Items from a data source
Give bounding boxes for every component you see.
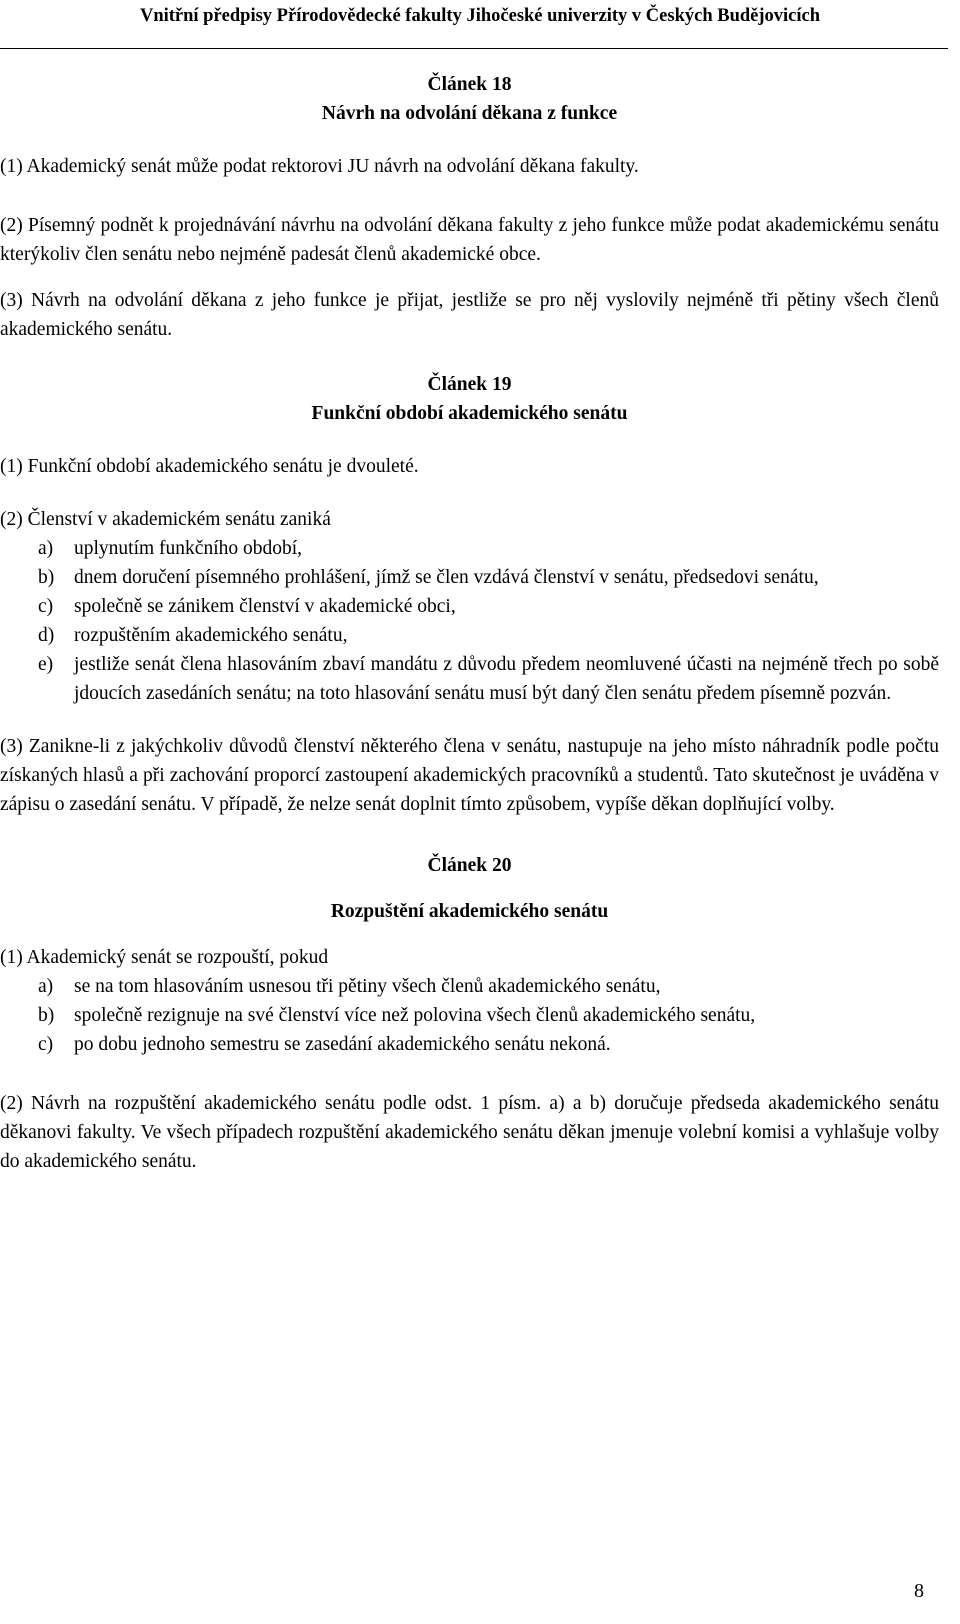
- list-item-text: jestliže senát člena hlasováním zbaví mandátu z důvodu předem neomluvené účasti na nejméně třech po sobě jdoucích zasedáních senátu; na toto hlasování senátu musí být daný člen senátu předem písemně pozván.: [74, 654, 939, 704]
- list-item-marker: b): [38, 567, 55, 588]
- article-19-number: Článek 19: [427, 374, 512, 395]
- article-20-paragraph-1-intro: (1) Akademický senát se rozpouští, pokud: [0, 947, 329, 968]
- list-item-marker: a): [38, 538, 54, 559]
- article-20-number: Článek 20: [427, 855, 512, 876]
- document-header: Vnitřní předpisy Přírodovědecké fakulty Jihočeské univerzity v Českých Budějovicích: [139, 6, 821, 26]
- list-item-text: se na tom hlasováním usnesou tři pětiny všech členů akademického senátu,: [74, 976, 661, 997]
- list-item-marker: c): [38, 596, 54, 617]
- list-item-text: uplynutím funkčního období,: [74, 538, 303, 559]
- list-item: [38, 534, 939, 563]
- list-item-marker: a): [38, 976, 54, 997]
- article-19-paragraph-3: (3) Zanikne-li z jakýchkoliv důvodů členství některého člena v senátu, nastupuje na jeho místo náhradník podle počtu získaných hlasů a při zachování proporcí zastoupení akademických pracovníků a studentů. Tato skutečnost je uváděna v zápisu o zasedání senátu. V případě, že nelze senát doplnit tímto způsobem, vypíše děkan doplňující volby.: [0, 736, 939, 815]
- header-divider: [0, 48, 948, 49]
- article-18-paragraph-2: (2) Písemný podnět k projednávání návrhu na odvolání děkana fakulty z jeho funkce může podat akademickému senátu kterýkoliv člen senátu nebo nejméně padesát členů akademické obce.: [0, 215, 939, 265]
- list-item-marker: d): [38, 625, 55, 646]
- list-item-text: dnem doručení písemného prohlášení, jímž se člen vzdává členství v senátu, předsedovi senátu,: [74, 567, 819, 588]
- list-item-text: po dobu jednoho semestru se zasedání akademického senátu nekoná.: [74, 1034, 611, 1055]
- page-number: 8: [914, 1580, 924, 1602]
- list-item-marker: b): [38, 1005, 55, 1026]
- article-19-paragraph-1: (1) Funkční období akademického senátu je dvouleté.: [0, 456, 419, 477]
- article-19-list: [0, 534, 939, 708]
- list-item-text: společně rezignuje na své členství více než polovina všech členů akademického senátu,: [74, 1005, 756, 1026]
- list-item: [38, 621, 939, 650]
- list-item: [38, 563, 939, 592]
- list-item: [38, 650, 939, 708]
- list-item-text: rozpuštěním akademického senátu,: [74, 625, 348, 646]
- list-item: [38, 592, 939, 621]
- list-item: [38, 1001, 939, 1030]
- list-item: [38, 972, 939, 1001]
- article-18-title: Návrh na odvolání děkana z funkce: [321, 103, 618, 124]
- article-19-paragraph-2-intro: (2) Členství v akademickém senátu zaniká: [0, 509, 331, 530]
- article-20-list: [0, 972, 939, 1059]
- article-19-title: Funkční období akademického senátu: [311, 403, 628, 424]
- article-20-title: Rozpuštění akademického senátu: [330, 901, 609, 922]
- list-item-text: společně se zánikem členství v akademické obci,: [74, 596, 456, 617]
- list-item: [38, 1030, 939, 1059]
- article-18-paragraph-3: (3) Návrh na odvolání děkana z jeho funkce je přijat, jestliže se pro něj vyslovily nejméně tři pětiny všech členů akademického senátu.: [0, 290, 939, 340]
- list-item-marker: e): [38, 654, 54, 675]
- article-18-paragraph-1: (1) Akademický senát může podat rektorovi JU návrh na odvolání děkana fakulty.: [0, 156, 639, 177]
- article-20-paragraph-2: (2) Návrh na rozpuštění akademického senátu podle odst. 1 písm. a) a b) doručuje předseda akademického senátu děkanovi fakulty. Ve všech případech rozpuštění akademického senátu děkan jmenuje volební komisi a vyhlašuje volby do akademického senátu.: [0, 1093, 939, 1172]
- document-body: [0, 70, 939, 1176]
- list-item-marker: c): [38, 1034, 54, 1055]
- article-18-number: Článek 18: [427, 74, 512, 95]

__Stated task__. Return, without any change, every item from the line containing "- list-item-text: jestliže" down to the line containing "- list-item-marker: a): [38, 976, 54, 997]", including both of those lines.

__Exercise solution__.
- list-item-text: jestliže senát člena hlasováním zbaví mandátu z důvodu předem neomluvené účasti na nejméně třech po sobě jdoucích zasedáních senátu; na toto hlasování senátu musí být daný člen senátu předem písemně pozván.: [74, 654, 939, 704]
- list-item-marker: b): [38, 567, 55, 588]
- article-19-number: Článek 19: [427, 374, 512, 395]
- article-20-paragraph-1-intro: (1) Akademický senát se rozpouští, pokud: [0, 947, 329, 968]
- list-item-marker: a): [38, 538, 54, 559]
- article-20-number: Článek 20: [427, 855, 512, 876]
- document-header: Vnitřní předpisy Přírodovědecké fakulty Jihočeské univerzity v Českých Budějovicích: [139, 6, 821, 26]
- list-item-text: se na tom hlasováním usnesou tři pětiny všech členů akademického senátu,: [74, 976, 661, 997]
- list-item-marker: c): [38, 596, 54, 617]
- list-item-text: uplynutím funkčního období,: [74, 538, 303, 559]
- list-item: [38, 534, 939, 563]
- list-item-marker: a): [38, 976, 54, 997]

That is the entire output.